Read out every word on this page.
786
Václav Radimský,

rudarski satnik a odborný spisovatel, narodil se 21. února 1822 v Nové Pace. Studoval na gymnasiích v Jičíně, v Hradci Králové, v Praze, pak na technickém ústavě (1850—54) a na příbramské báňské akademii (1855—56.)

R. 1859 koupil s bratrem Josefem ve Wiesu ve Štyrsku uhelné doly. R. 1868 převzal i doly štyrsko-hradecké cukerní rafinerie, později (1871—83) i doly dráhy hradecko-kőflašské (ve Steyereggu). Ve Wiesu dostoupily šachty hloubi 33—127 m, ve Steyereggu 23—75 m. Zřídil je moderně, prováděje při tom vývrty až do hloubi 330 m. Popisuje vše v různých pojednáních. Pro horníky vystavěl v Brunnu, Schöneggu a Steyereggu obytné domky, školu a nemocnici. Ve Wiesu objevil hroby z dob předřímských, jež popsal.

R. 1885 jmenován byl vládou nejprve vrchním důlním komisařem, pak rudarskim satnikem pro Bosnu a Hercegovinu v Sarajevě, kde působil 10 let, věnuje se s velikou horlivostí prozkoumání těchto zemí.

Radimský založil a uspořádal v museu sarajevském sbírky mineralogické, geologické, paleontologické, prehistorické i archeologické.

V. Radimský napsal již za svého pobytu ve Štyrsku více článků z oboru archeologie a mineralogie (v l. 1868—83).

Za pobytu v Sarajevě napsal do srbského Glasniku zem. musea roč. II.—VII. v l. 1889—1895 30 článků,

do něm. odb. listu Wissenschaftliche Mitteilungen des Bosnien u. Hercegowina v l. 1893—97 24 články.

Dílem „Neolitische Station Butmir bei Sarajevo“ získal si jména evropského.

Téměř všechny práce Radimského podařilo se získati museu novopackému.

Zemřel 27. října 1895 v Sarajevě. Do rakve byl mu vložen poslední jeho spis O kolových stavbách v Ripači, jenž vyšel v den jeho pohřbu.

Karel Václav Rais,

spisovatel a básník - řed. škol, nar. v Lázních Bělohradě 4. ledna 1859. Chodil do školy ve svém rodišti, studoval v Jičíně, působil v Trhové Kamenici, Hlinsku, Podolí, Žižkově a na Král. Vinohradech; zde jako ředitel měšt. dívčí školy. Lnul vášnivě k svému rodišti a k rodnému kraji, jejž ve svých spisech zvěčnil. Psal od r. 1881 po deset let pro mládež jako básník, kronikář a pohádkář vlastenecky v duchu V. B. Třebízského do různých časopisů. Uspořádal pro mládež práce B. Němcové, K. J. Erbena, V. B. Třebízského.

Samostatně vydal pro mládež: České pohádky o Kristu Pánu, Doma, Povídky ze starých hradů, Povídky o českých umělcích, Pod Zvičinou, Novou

====

→ Brief
Quote the data in full, keeping each word unchanged.

→ Solution below
Read out every word on this page.
786
Václav Radimský,

rudarski satnik a odborný spisovatel, narodil se 21. února 1822 v Nové Pace. Studoval na gymnasiích v Jičíně, v Hradci Králové, v Praze, pak na technickém ústavě (1850—54) a na příbramské báňské akademii (1855—56.)

R. 1859 koupil s bratrem Josefem ve Wiesu ve Štyrsku uhelné doly. R. 1868 převzal i doly štyrsko-hradecké cukerní rafinerie, později (1871—83) i doly dráhy hradecko-kőflašské (ve Steyereggu). Ve Wiesu dostoupily šachty hloubi 33—127 m, ve Steyereggu 23—75 m. Zřídil je moderně, prováděje při tom vývrty až do hloubi 330 m. Popisuje vše v různých pojednáních. Pro horníky vystavěl v Brunnu, Schöneggu a Steyereggu obytné domky, školu a nemocnici. Ve Wiesu objevil hroby z dob předřímských, jež popsal.

R. 1885 jmenován byl vládou nejprve vrchním důlním komisařem, pak rudarskim satnikem pro Bosnu a Hercegovinu v Sarajevě, kde působil 10 let, věnuje se s velikou horlivostí prozkoumání těchto zemí.

Radimský založil a uspořádal v museu sarajevském sbírky mineralogické, geologické, paleontologické, prehistorické i archeologické.

V. Radimský napsal již za svého pobytu ve Štyrsku více článků z oboru archeologie a mineralogie (v l. 1868—83).

Za pobytu v Sarajevě napsal do srbského Glasniku zem. musea roč. II.—VII. v l. 1889—1895 30 článků,

do něm. odb. listu Wissenschaftliche Mitteilungen des Bosnien u. Hercegowina v l. 1893—97 24 články.

Dílem „Neolitische Station Butmir bei Sarajevo“ získal si jména evropského.

Téměř všechny práce Radimského podařilo se získati museu novopackému.

Zemřel 27. října 1895 v Sarajevě. Do rakve byl mu vložen poslední jeho spis O kolových stavbách v Ripači, jenž vyšel v den jeho pohřbu.

Karel Václav Rais,

spisovatel a básník - řed. škol, nar. v Lázních Bělohradě 4. ledna 1859. Chodil do školy ve svém rodišti, studoval v Jičíně, působil v Trhové Kamenici, Hlinsku, Podolí, Žižkově a na Král. Vinohradech; zde jako ředitel měšt. dívčí školy. Lnul vášnivě k svému rodišti a k rodnému kraji, jejž ve svých spisech zvěčnil. Psal od r. 1881 po deset let pro mládež jako básník, kronikář a pohádkář vlastenecky v duchu V. B. Třebízského do různých časopisů. Uspořádal pro mládež práce B. Němcové, K. J. Erbena, V. B. Třebízského.

Samostatně vydal pro mládež: České pohádky o Kristu Pánu, Doma, Povídky ze starých hradů, Povídky o českých umělcích, Pod Zvičinou, Novou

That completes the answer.